What you should do: Your answer should be a single number: the count of lines that include "heading".
········
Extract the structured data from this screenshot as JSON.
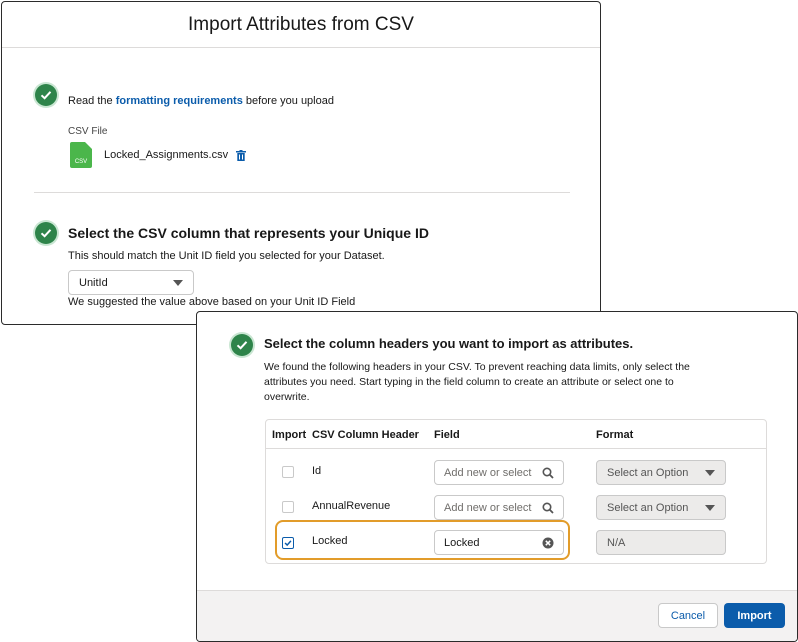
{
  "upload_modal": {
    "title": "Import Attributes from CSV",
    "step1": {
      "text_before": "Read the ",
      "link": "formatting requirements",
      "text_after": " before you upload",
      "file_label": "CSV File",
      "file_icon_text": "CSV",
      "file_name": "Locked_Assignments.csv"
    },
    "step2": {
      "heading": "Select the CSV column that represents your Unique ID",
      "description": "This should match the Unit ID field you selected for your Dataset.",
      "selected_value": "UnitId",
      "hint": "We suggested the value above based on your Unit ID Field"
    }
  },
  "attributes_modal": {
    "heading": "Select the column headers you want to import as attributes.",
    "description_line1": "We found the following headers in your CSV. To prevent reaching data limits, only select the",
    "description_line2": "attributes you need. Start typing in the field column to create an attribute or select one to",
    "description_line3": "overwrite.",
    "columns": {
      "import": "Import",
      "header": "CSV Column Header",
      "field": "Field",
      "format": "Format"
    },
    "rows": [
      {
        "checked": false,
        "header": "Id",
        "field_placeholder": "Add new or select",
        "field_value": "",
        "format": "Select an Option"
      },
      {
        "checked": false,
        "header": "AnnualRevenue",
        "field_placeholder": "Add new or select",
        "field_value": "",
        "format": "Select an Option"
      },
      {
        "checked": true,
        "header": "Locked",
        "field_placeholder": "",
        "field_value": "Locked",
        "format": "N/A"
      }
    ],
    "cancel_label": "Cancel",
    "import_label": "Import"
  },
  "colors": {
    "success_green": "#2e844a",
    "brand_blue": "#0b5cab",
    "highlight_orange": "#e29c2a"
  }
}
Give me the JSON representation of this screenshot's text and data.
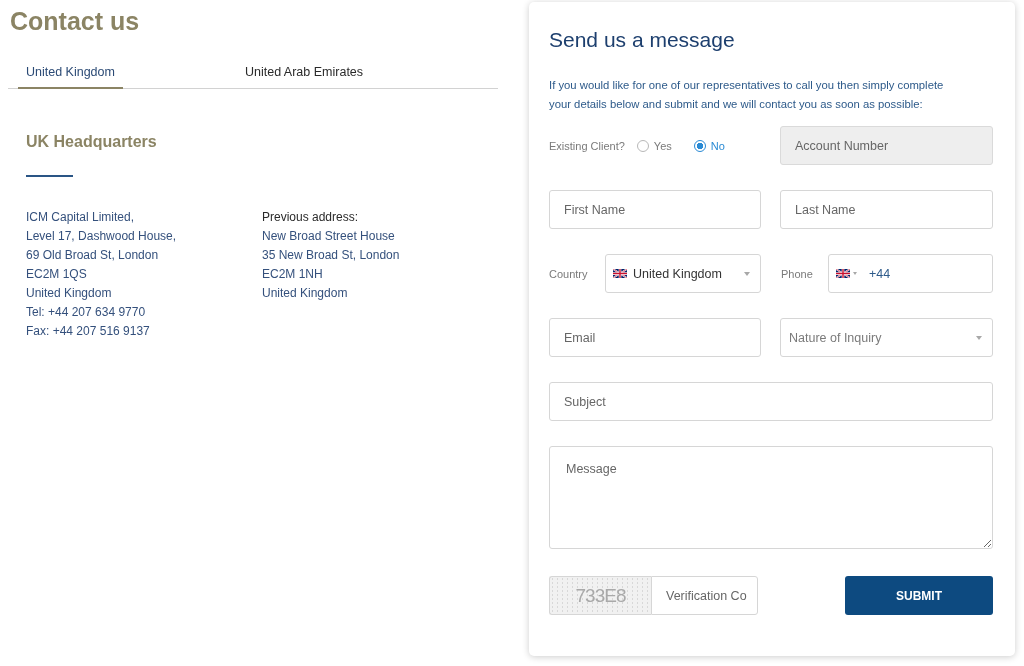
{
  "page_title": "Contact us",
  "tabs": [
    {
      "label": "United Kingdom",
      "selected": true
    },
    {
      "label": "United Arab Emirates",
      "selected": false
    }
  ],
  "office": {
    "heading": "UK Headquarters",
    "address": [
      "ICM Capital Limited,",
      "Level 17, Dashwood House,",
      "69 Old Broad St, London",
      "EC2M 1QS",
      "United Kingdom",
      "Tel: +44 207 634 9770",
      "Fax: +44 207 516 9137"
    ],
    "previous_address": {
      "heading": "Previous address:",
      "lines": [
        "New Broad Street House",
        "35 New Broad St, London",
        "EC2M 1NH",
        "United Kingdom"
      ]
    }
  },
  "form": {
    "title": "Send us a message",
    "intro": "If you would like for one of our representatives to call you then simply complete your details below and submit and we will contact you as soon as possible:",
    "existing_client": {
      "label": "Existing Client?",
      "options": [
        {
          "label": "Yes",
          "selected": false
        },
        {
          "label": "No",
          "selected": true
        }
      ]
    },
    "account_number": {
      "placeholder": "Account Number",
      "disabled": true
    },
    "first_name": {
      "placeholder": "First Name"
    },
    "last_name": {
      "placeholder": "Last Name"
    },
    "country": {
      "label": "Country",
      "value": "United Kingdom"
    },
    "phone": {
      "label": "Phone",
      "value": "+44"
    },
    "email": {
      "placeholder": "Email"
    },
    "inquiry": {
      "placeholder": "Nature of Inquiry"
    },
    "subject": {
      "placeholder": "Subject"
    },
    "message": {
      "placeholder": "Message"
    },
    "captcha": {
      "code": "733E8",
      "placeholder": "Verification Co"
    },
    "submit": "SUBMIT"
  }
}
········
Exercise output: 4